Work to complete -
Pull out every line from the listing that has the word "data".

[Begin Input]

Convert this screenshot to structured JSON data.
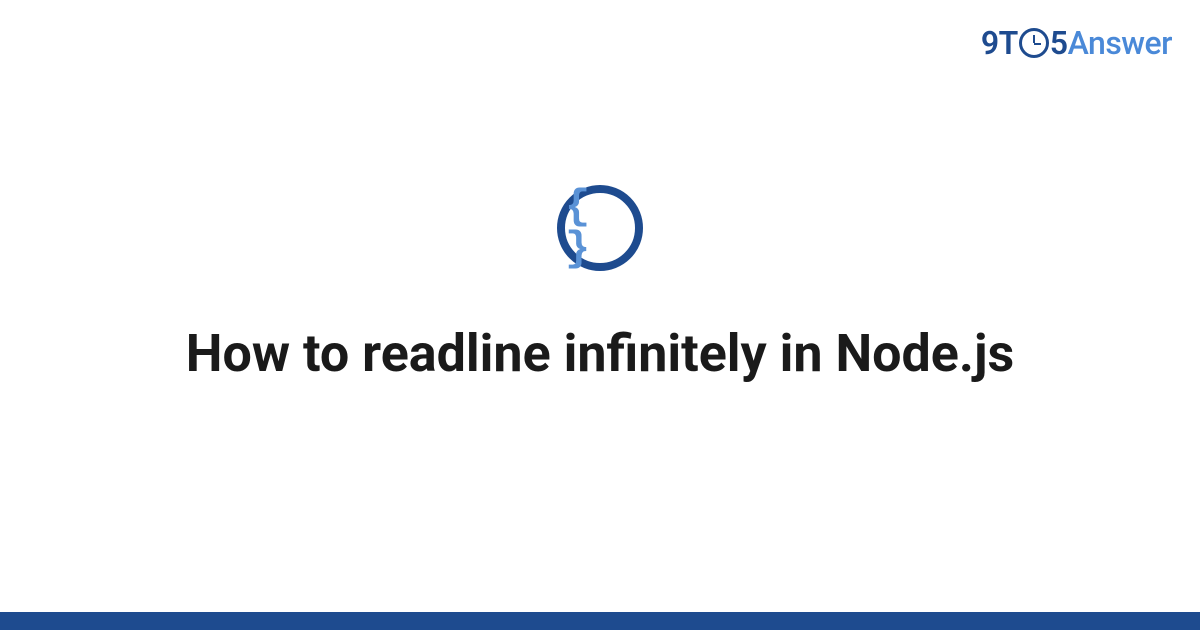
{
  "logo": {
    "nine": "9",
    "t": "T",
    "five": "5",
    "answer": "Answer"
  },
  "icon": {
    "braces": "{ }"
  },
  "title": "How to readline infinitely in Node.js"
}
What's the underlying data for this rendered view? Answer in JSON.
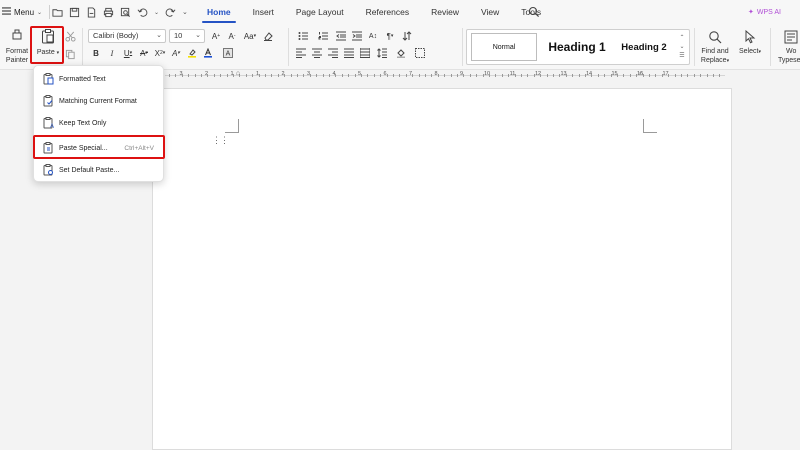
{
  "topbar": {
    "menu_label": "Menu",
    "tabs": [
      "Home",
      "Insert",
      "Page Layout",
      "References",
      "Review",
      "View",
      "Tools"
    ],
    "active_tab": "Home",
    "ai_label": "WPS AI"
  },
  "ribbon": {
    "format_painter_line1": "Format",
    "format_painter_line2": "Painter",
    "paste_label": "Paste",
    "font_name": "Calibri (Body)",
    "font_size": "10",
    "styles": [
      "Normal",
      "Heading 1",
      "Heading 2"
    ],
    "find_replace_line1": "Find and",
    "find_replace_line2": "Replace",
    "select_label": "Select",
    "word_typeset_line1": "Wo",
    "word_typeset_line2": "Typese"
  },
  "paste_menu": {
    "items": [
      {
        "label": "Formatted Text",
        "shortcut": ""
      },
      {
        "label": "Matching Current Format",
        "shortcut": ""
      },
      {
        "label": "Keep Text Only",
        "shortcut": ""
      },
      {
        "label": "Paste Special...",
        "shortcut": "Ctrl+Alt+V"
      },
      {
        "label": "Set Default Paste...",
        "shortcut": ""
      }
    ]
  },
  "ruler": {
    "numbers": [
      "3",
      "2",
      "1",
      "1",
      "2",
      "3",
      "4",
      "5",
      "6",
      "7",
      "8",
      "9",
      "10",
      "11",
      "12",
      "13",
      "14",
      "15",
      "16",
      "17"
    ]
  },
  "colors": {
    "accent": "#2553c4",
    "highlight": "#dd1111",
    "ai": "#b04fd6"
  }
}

[End Input]

The completed task -
Convert this screenshot to structured JSON data.
What's the underlying data for this rendered view? Answer in JSON.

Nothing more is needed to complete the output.